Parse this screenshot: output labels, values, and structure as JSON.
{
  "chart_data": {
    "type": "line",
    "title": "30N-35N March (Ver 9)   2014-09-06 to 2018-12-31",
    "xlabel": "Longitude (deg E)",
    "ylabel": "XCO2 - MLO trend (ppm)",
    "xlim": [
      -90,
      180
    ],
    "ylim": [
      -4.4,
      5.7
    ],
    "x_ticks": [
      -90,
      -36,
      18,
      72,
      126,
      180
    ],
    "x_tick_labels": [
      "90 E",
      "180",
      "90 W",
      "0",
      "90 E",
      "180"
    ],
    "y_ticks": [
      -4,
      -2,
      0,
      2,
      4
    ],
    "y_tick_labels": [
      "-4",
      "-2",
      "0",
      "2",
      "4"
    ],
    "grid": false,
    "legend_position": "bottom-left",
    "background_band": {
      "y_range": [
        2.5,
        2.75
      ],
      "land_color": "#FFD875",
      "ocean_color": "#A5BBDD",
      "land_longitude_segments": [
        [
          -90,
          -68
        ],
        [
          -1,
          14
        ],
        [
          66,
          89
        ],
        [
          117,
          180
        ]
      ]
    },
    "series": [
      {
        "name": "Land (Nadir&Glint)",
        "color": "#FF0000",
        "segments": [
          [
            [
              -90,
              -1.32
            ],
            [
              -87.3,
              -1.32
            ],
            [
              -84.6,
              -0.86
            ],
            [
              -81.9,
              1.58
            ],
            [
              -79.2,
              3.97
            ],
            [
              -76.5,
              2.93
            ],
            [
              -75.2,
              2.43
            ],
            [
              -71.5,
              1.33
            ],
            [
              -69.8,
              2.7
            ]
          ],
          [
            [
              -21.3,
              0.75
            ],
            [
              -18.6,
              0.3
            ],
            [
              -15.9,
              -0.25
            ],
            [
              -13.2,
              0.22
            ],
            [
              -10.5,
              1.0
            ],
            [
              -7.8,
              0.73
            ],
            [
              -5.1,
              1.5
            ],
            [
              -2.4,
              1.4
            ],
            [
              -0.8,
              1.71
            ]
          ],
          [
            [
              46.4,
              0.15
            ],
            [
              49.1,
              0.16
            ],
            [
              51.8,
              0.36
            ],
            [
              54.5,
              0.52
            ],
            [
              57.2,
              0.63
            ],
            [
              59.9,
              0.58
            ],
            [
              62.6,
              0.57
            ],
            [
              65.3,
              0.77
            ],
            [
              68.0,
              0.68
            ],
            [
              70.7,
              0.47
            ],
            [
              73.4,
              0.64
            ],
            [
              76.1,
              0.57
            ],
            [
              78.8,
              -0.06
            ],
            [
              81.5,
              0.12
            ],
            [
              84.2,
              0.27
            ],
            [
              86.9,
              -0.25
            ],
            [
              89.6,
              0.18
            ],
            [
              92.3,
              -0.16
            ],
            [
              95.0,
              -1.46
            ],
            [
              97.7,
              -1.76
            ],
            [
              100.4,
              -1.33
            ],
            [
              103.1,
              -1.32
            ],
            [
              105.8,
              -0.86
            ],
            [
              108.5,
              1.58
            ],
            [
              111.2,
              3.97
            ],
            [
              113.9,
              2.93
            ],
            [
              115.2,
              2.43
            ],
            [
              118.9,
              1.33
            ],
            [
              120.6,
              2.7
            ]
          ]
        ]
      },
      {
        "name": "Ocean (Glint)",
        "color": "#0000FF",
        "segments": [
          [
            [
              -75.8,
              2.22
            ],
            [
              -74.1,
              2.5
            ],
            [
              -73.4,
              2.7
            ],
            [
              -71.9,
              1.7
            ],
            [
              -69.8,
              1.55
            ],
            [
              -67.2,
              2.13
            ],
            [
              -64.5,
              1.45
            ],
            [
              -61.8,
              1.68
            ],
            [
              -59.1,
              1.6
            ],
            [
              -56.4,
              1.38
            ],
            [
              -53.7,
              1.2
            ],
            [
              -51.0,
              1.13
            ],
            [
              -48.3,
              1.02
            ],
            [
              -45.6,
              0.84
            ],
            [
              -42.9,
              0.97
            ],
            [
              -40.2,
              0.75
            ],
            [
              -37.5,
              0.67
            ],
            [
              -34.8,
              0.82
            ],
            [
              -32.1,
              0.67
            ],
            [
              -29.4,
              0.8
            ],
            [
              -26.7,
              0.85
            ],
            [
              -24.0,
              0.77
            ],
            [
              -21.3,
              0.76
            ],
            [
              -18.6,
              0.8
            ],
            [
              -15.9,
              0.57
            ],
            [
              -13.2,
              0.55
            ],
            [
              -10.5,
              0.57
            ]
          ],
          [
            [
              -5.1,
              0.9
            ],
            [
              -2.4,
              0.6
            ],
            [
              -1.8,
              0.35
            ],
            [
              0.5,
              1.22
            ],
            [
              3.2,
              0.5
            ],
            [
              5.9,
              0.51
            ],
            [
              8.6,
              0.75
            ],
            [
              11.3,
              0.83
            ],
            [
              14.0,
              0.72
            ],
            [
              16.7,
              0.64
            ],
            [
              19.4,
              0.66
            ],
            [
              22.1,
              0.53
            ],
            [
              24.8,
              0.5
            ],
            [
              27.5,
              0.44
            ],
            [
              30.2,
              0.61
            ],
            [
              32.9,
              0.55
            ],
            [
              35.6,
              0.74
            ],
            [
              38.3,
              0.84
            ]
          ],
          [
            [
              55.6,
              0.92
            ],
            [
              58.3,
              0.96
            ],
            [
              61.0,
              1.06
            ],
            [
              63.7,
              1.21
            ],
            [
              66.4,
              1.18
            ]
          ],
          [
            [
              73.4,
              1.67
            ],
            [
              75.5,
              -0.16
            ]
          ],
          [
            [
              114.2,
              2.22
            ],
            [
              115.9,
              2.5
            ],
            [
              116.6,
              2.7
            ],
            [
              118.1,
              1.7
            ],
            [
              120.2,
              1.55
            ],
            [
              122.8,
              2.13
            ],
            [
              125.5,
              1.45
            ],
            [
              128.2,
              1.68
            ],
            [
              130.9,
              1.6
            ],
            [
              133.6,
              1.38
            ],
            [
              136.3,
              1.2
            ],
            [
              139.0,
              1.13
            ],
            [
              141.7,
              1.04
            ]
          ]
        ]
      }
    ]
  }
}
:::::
* **TASK BRIEF**
Using the entries above, please restate each one word for word.

* **WRITTEN ANSWER**
Parse this screenshot: output labels, values, and structure as JSON.
{
  "chart_data": {
    "type": "line",
    "title": "30N-35N March (Ver 9)   2014-09-06 to 2018-12-31",
    "xlabel": "Longitude (deg E)",
    "ylabel": "XCO2 - MLO trend (ppm)",
    "xlim": [
      -90,
      180
    ],
    "ylim": [
      -4.4,
      5.7
    ],
    "x_ticks": [
      -90,
      -36,
      18,
      72,
      126,
      180
    ],
    "x_tick_labels": [
      "90 E",
      "180",
      "90 W",
      "0",
      "90 E",
      "180"
    ],
    "y_ticks": [
      -4,
      -2,
      0,
      2,
      4
    ],
    "y_tick_labels": [
      "-4",
      "-2",
      "0",
      "2",
      "4"
    ],
    "grid": false,
    "legend_position": "bottom-left",
    "background_band": {
      "y_range": [
        2.5,
        2.75
      ],
      "land_color": "#FFD875",
      "ocean_color": "#A5BBDD",
      "land_longitude_segments": [
        [
          -90,
          -68
        ],
        [
          -1,
          14
        ],
        [
          66,
          89
        ],
        [
          117,
          180
        ]
      ]
    },
    "series": [
      {
        "name": "Land (Nadir&Glint)",
        "color": "#FF0000",
        "segments": [
          [
            [
              -90,
              -1.32
            ],
            [
              -87.3,
              -1.32
            ],
            [
              -84.6,
              -0.86
            ],
            [
              -81.9,
              1.58
            ],
            [
              -79.2,
              3.97
            ],
            [
              -76.5,
              2.93
            ],
            [
              -75.2,
              2.43
            ],
            [
              -71.5,
              1.33
            ],
            [
              -69.8,
              2.7
            ]
          ],
          [
            [
              -21.3,
              0.75
            ],
            [
              -18.6,
              0.3
            ],
            [
              -15.9,
              -0.25
            ],
            [
              -13.2,
              0.22
            ],
            [
              -10.5,
              1.0
            ],
            [
              -7.8,
              0.73
            ],
            [
              -5.1,
              1.5
            ],
            [
              -2.4,
              1.4
            ],
            [
              -0.8,
              1.71
            ]
          ],
          [
            [
              46.4,
              0.15
            ],
            [
              49.1,
              0.16
            ],
            [
              51.8,
              0.36
            ],
            [
              54.5,
              0.52
            ],
            [
              57.2,
              0.63
            ],
            [
              59.9,
              0.58
            ],
            [
              62.6,
              0.57
            ],
            [
              65.3,
              0.77
            ],
            [
              68.0,
              0.68
            ],
            [
              70.7,
              0.47
            ],
            [
              73.4,
              0.64
            ],
            [
              76.1,
              0.57
            ],
            [
              78.8,
              -0.06
            ],
            [
              81.5,
              0.12
            ],
            [
              84.2,
              0.27
            ],
            [
              86.9,
              -0.25
            ],
            [
              89.6,
              0.18
            ],
            [
              92.3,
              -0.16
            ],
            [
              95.0,
              -1.46
            ],
            [
              97.7,
              -1.76
            ],
            [
              100.4,
              -1.33
            ],
            [
              103.1,
              -1.32
            ],
            [
              105.8,
              -0.86
            ],
            [
              108.5,
              1.58
            ],
            [
              111.2,
              3.97
            ],
            [
              113.9,
              2.93
            ],
            [
              115.2,
              2.43
            ],
            [
              118.9,
              1.33
            ],
            [
              120.6,
              2.7
            ]
          ]
        ]
      },
      {
        "name": "Ocean (Glint)",
        "color": "#0000FF",
        "segments": [
          [
            [
              -75.8,
              2.22
            ],
            [
              -74.1,
              2.5
            ],
            [
              -73.4,
              2.7
            ],
            [
              -71.9,
              1.7
            ],
            [
              -69.8,
              1.55
            ],
            [
              -67.2,
              2.13
            ],
            [
              -64.5,
              1.45
            ],
            [
              -61.8,
              1.68
            ],
            [
              -59.1,
              1.6
            ],
            [
              -56.4,
              1.38
            ],
            [
              -53.7,
              1.2
            ],
            [
              -51.0,
              1.13
            ],
            [
              -48.3,
              1.02
            ],
            [
              -45.6,
              0.84
            ],
            [
              -42.9,
              0.97
            ],
            [
              -40.2,
              0.75
            ],
            [
              -37.5,
              0.67
            ],
            [
              -34.8,
              0.82
            ],
            [
              -32.1,
              0.67
            ],
            [
              -29.4,
              0.8
            ],
            [
              -26.7,
              0.85
            ],
            [
              -24.0,
              0.77
            ],
            [
              -21.3,
              0.76
            ],
            [
              -18.6,
              0.8
            ],
            [
              -15.9,
              0.57
            ],
            [
              -13.2,
              0.55
            ],
            [
              -10.5,
              0.57
            ]
          ],
          [
            [
              -5.1,
              0.9
            ],
            [
              -2.4,
              0.6
            ],
            [
              -1.8,
              0.35
            ],
            [
              0.5,
              1.22
            ],
            [
              3.2,
              0.5
            ],
            [
              5.9,
              0.51
            ],
            [
              8.6,
              0.75
            ],
            [
              11.3,
              0.83
            ],
            [
              14.0,
              0.72
            ],
            [
              16.7,
              0.64
            ],
            [
              19.4,
              0.66
            ],
            [
              22.1,
              0.53
            ],
            [
              24.8,
              0.5
            ],
            [
              27.5,
              0.44
            ],
            [
              30.2,
              0.61
            ],
            [
              32.9,
              0.55
            ],
            [
              35.6,
              0.74
            ],
            [
              38.3,
              0.84
            ]
          ],
          [
            [
              55.6,
              0.92
            ],
            [
              58.3,
              0.96
            ],
            [
              61.0,
              1.06
            ],
            [
              63.7,
              1.21
            ],
            [
              66.4,
              1.18
            ]
          ],
          [
            [
              73.4,
              1.67
            ],
            [
              75.5,
              -0.16
            ]
          ],
          [
            [
              114.2,
              2.22
            ],
            [
              115.9,
              2.5
            ],
            [
              116.6,
              2.7
            ],
            [
              118.1,
              1.7
            ],
            [
              120.2,
              1.55
            ],
            [
              122.8,
              2.13
            ],
            [
              125.5,
              1.45
            ],
            [
              128.2,
              1.68
            ],
            [
              130.9,
              1.6
            ],
            [
              133.6,
              1.38
            ],
            [
              136.3,
              1.2
            ],
            [
              139.0,
              1.13
            ],
            [
              141.7,
              1.04
            ]
          ]
        ]
      }
    ]
  }
}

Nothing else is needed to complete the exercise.